• Annotated entries:
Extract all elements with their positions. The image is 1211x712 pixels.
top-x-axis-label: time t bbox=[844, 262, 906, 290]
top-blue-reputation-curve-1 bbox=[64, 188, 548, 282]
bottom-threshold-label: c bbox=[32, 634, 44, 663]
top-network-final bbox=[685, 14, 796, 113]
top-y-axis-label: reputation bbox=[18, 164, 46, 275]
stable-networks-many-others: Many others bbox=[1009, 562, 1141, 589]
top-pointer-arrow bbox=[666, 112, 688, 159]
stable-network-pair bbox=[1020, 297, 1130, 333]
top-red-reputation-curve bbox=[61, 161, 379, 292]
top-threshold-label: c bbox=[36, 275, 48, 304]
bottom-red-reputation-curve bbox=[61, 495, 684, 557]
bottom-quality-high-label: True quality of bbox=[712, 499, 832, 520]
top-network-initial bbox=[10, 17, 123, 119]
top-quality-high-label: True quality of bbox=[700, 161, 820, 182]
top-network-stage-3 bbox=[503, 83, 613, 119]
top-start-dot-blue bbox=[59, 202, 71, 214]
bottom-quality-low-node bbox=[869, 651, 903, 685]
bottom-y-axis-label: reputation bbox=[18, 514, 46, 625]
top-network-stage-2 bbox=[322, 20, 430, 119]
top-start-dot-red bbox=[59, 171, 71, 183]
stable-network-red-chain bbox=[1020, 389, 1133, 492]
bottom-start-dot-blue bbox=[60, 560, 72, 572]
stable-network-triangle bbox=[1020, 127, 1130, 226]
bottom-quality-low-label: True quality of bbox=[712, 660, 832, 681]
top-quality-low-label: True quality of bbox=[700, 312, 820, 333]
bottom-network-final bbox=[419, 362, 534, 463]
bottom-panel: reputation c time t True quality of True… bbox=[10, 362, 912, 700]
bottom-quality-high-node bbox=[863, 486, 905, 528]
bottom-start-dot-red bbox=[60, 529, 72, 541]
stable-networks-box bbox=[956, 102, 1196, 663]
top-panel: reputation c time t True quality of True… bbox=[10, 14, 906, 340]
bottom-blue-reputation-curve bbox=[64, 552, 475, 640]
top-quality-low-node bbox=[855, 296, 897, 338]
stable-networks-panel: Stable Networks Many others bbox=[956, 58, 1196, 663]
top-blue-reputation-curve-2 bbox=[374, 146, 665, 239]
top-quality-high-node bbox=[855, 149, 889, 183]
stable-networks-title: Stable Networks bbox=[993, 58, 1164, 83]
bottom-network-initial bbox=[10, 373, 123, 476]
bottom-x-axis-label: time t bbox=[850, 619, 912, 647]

• Task statement:
Could you render every line of the data above as a JSON list of strings, one string per line, with any blank lines omitted?

• Solution below:
[
  "Extract all elements with their positions. The image is 1211x712 pixels.",
  "top-x-axis-label: time t bbox=[844, 262, 906, 290]",
  "top-blue-reputation-curve-1 bbox=[64, 188, 548, 282]",
  "bottom-threshold-label: c bbox=[32, 634, 44, 663]",
  "top-network-final bbox=[685, 14, 796, 113]",
  "top-y-axis-label: reputation bbox=[18, 164, 46, 275]",
  "stable-networks-many-others: Many others bbox=[1009, 562, 1141, 589]",
  "top-pointer-arrow bbox=[666, 112, 688, 159]",
  "stable-network-pair bbox=[1020, 297, 1130, 333]",
  "top-red-reputation-curve bbox=[61, 161, 379, 292]",
  "top-threshold-label: c bbox=[36, 275, 48, 304]",
  "bottom-red-reputation-curve bbox=[61, 495, 684, 557]",
  "bottom-quality-high-label: True quality of bbox=[712, 499, 832, 520]",
  "top-network-initial bbox=[10, 17, 123, 119]",
  "top-quality-high-label: True quality of bbox=[700, 161, 820, 182]",
  "top-network-stage-3 bbox=[503, 83, 613, 119]",
  "top-start-dot-blue bbox=[59, 202, 71, 214]",
  "bottom-quality-low-node bbox=[869, 651, 903, 685]",
  "bottom-y-axis-label: reputation bbox=[18, 514, 46, 625]",
  "top-network-stage-2 bbox=[322, 20, 430, 119]",
  "top-start-dot-red bbox=[59, 171, 71, 183]",
  "stable-network-red-chain bbox=[1020, 389, 1133, 492]",
  "bottom-start-dot-blue bbox=[60, 560, 72, 572]",
  "stable-network-triangle bbox=[1020, 127, 1130, 226]",
  "bottom-quality-low-label: True quality of bbox=[712, 660, 832, 681]",
  "top-quality-low-label: True quality of bbox=[700, 312, 820, 333]",
  "bottom-network-final bbox=[419, 362, 534, 463]",
  "bottom-panel: reputation c time t True quality of True… bbox=[10, 362, 912, 700]",
  "bottom-quality-high-node bbox=[863, 486, 905, 528]",
  "bottom-start-dot-red bbox=[60, 529, 72, 541]",
  "stable-networks-box bbox=[956, 102, 1196, 663]",
  "top-panel: reputation c time t True quality of True… bbox=[10, 14, 906, 340]",
  "bottom-blue-reputation-curve bbox=[64, 552, 475, 640]",
  "top-quality-low-node bbox=[855, 296, 897, 338]",
  "stable-networks-panel: Stable Networks Many others bbox=[956, 58, 1196, 663]",
  "top-blue-reputation-curve-2 bbox=[374, 146, 665, 239]",
  "top-quality-high-node bbox=[855, 149, 889, 183]",
  "stable-networks-title: Stable Networks bbox=[993, 58, 1164, 83]",
  "bottom-network-initial bbox=[10, 373, 123, 476]",
  "bottom-x-axis-label: time t bbox=[850, 619, 912, 647]"
]